# Records start

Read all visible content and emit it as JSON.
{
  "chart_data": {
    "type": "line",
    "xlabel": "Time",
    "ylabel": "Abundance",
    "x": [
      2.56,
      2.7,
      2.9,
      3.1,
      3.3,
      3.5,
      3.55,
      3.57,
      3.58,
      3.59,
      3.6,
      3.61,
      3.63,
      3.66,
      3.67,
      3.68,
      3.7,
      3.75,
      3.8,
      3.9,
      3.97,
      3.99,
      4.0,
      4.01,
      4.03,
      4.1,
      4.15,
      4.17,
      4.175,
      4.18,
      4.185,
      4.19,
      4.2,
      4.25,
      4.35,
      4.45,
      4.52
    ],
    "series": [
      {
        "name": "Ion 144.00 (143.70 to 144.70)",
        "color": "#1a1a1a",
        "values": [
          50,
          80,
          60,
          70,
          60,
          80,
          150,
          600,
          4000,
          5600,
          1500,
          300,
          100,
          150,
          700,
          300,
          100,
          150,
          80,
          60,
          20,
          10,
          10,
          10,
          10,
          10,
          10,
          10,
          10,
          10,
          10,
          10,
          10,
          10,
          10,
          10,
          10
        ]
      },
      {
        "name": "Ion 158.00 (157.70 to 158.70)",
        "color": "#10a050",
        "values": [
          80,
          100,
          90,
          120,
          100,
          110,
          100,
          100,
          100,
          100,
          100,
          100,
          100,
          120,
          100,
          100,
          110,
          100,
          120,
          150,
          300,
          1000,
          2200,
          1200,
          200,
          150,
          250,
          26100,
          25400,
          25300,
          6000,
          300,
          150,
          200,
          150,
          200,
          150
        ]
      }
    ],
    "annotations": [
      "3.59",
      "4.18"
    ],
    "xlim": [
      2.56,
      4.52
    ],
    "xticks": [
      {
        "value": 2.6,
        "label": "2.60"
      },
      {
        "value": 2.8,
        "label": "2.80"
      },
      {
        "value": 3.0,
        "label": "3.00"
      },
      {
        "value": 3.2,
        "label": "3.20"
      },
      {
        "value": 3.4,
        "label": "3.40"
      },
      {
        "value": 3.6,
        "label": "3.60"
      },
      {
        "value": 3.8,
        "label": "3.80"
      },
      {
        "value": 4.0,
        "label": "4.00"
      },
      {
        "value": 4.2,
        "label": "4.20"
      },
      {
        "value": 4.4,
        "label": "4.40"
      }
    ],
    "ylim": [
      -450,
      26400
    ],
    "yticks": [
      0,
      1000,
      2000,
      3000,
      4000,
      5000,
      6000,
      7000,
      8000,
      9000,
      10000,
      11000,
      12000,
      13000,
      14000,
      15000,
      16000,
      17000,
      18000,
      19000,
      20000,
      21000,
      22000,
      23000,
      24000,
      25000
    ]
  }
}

# Records end

### [Task objective]
Reproduce the listing above word for word.

### [Completed exercise]
Read all visible content and emit it as JSON.
{
  "chart_data": {
    "type": "line",
    "xlabel": "Time",
    "ylabel": "Abundance",
    "x": [
      2.56,
      2.7,
      2.9,
      3.1,
      3.3,
      3.5,
      3.55,
      3.57,
      3.58,
      3.59,
      3.6,
      3.61,
      3.63,
      3.66,
      3.67,
      3.68,
      3.7,
      3.75,
      3.8,
      3.9,
      3.97,
      3.99,
      4.0,
      4.01,
      4.03,
      4.1,
      4.15,
      4.17,
      4.175,
      4.18,
      4.185,
      4.19,
      4.2,
      4.25,
      4.35,
      4.45,
      4.52
    ],
    "series": [
      {
        "name": "Ion 144.00 (143.70 to 144.70)",
        "color": "#1a1a1a",
        "values": [
          50,
          80,
          60,
          70,
          60,
          80,
          150,
          600,
          4000,
          5600,
          1500,
          300,
          100,
          150,
          700,
          300,
          100,
          150,
          80,
          60,
          20,
          10,
          10,
          10,
          10,
          10,
          10,
          10,
          10,
          10,
          10,
          10,
          10,
          10,
          10,
          10,
          10
        ]
      },
      {
        "name": "Ion 158.00 (157.70 to 158.70)",
        "color": "#10a050",
        "values": [
          80,
          100,
          90,
          120,
          100,
          110,
          100,
          100,
          100,
          100,
          100,
          100,
          100,
          120,
          100,
          100,
          110,
          100,
          120,
          150,
          300,
          1000,
          2200,
          1200,
          200,
          150,
          250,
          26100,
          25400,
          25300,
          6000,
          300,
          150,
          200,
          150,
          200,
          150
        ]
      }
    ],
    "annotations": [
      "3.59",
      "4.18"
    ],
    "xlim": [
      2.56,
      4.52
    ],
    "xticks": [
      {
        "value": 2.6,
        "label": "2.60"
      },
      {
        "value": 2.8,
        "label": "2.80"
      },
      {
        "value": 3.0,
        "label": "3.00"
      },
      {
        "value": 3.2,
        "label": "3.20"
      },
      {
        "value": 3.4,
        "label": "3.40"
      },
      {
        "value": 3.6,
        "label": "3.60"
      },
      {
        "value": 3.8,
        "label": "3.80"
      },
      {
        "value": 4.0,
        "label": "4.00"
      },
      {
        "value": 4.2,
        "label": "4.20"
      },
      {
        "value": 4.4,
        "label": "4.40"
      }
    ],
    "ylim": [
      -450,
      26400
    ],
    "yticks": [
      0,
      1000,
      2000,
      3000,
      4000,
      5000,
      6000,
      7000,
      8000,
      9000,
      10000,
      11000,
      12000,
      13000,
      14000,
      15000,
      16000,
      17000,
      18000,
      19000,
      20000,
      21000,
      22000,
      23000,
      24000,
      25000
    ]
  }
}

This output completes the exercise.